### Questions to answer
(1) From the Thanet hospital speech, list the parts of the new hospital that the speaker and the Member for North Thanet walked round last Friday.
(2) In the Thanet hospital speech, who is the consultant of the hospital's new accident and emergency department?
(3) Extend the Thanet hospital speech from its final sentence, keeping the speaker's voice. Do not draw on the data below.

### Text shown
☆ ☆ ☆ ☆ ☆

Our local paper, the Thanet Gazette, captured the mood of this massive operation with the headline:


I thought that that was a rather clever headline, because it subtly recognised that emotions as well as logistics were involved, the principal emotion being pride that, at long last, Thanet had a hospital ready for the 21st century.

Last Friday, my hon. Friend the Member for North Thanet and I walked round the gleaming new wards, theatres and recovery rooms of the Queen Mum hospital, as it is already becoming popularly known. We both felt that it was a joy to share in that emotion of local pride. He and I know as well as anyone that the battle to build the new facilities was won, not just after the usual financial infighting in Westminster and Whitehall--important as those skirmishes were--but as a result of the tremendous support given to the project by the local community. Perhaps the most symbolic element of that support was the backing given so wholeheartedly to the fund-raising campaign in Thanet for the hospital's new accident and emergency department which, under its dynamic consultant, Alan Jones, will open its doors in July. It is the focal point of the hospital's range of acute services.

☆ ☆ ☆ ☆ ☆

### Records
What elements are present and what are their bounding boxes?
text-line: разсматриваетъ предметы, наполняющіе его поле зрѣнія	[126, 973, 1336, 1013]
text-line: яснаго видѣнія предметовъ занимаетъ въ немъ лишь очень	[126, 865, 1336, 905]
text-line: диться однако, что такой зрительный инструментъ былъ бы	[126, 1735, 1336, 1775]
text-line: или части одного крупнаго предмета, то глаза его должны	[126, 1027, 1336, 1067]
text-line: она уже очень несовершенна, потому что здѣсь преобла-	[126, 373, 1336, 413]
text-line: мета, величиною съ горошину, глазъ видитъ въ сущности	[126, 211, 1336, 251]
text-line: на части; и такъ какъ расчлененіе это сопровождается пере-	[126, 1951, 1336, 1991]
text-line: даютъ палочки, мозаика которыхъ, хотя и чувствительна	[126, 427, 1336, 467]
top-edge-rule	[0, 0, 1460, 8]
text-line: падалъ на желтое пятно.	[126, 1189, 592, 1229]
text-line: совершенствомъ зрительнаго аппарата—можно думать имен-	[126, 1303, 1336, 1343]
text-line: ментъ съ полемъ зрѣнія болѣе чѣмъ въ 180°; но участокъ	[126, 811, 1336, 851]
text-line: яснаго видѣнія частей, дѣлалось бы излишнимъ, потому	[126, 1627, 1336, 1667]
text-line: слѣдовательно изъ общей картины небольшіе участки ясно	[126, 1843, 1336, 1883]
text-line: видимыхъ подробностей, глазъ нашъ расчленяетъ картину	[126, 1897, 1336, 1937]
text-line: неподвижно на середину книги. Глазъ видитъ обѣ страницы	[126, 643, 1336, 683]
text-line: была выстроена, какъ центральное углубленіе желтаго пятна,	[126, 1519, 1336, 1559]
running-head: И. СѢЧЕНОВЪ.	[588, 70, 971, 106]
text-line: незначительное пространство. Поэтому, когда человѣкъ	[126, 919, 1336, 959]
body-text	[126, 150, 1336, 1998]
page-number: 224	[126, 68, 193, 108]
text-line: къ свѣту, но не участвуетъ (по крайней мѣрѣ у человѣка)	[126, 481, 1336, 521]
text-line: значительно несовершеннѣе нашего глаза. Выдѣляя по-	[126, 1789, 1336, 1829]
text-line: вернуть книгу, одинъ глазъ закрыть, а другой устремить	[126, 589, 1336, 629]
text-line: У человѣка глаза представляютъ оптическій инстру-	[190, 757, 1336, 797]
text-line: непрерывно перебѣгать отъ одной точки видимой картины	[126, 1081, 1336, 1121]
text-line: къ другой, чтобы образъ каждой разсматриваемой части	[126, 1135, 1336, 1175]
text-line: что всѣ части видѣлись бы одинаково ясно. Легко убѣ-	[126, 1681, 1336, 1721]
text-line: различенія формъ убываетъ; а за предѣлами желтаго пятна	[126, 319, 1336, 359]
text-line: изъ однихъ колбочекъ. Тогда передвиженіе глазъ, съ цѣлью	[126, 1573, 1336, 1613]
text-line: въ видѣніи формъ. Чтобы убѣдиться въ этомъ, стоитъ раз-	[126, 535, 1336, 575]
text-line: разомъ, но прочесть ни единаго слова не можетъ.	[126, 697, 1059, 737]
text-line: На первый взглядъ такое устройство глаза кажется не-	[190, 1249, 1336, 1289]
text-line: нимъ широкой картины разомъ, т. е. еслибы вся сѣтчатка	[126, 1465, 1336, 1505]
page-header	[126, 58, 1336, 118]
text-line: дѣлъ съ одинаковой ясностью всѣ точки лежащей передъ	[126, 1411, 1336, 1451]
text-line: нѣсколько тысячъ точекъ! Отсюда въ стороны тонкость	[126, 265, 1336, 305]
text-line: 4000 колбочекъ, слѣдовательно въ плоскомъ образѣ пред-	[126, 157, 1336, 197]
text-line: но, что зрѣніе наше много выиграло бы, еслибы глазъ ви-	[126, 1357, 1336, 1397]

☆ ☆ ☆ ☆ ☆

### Results of the exercise
(1) Wards, theatres, recovery rooms

(2) Alan Jones

(3)
Neither the accident and emergency department nor even, possibly, the new complex itself would be coming into service this year were it not been for the momentum provided by what was known as the Tear appeal. The campaign, masterminded by an inspirational Broadstairs resident and community leader, Mrs. Maureen Greig, raised more than £650,000 for the accident and emergency department's equipment budget. More important, it gave a kick start to the final phase of the campaign to create a truly modern district general hospital. I pay a particularly warm tribute to Maureen Greig for her pivotal role in making the dream come true.

If I were to single out one other individual from an earlier era who made a vital contribution to this hospital development, it would be Dr. Margaret Voysey. She held the torch aloft in some of the darkest moments in the, at times, faltering struggle to get the new hospital built, and at various moments combined the role of doctor, campaigner, consultant, advisor, NHS manager, general headbanger and inspirer-in-chief. Both she and Mrs. Greig deserve the congratulations that are flowing to them from all sectors of our community.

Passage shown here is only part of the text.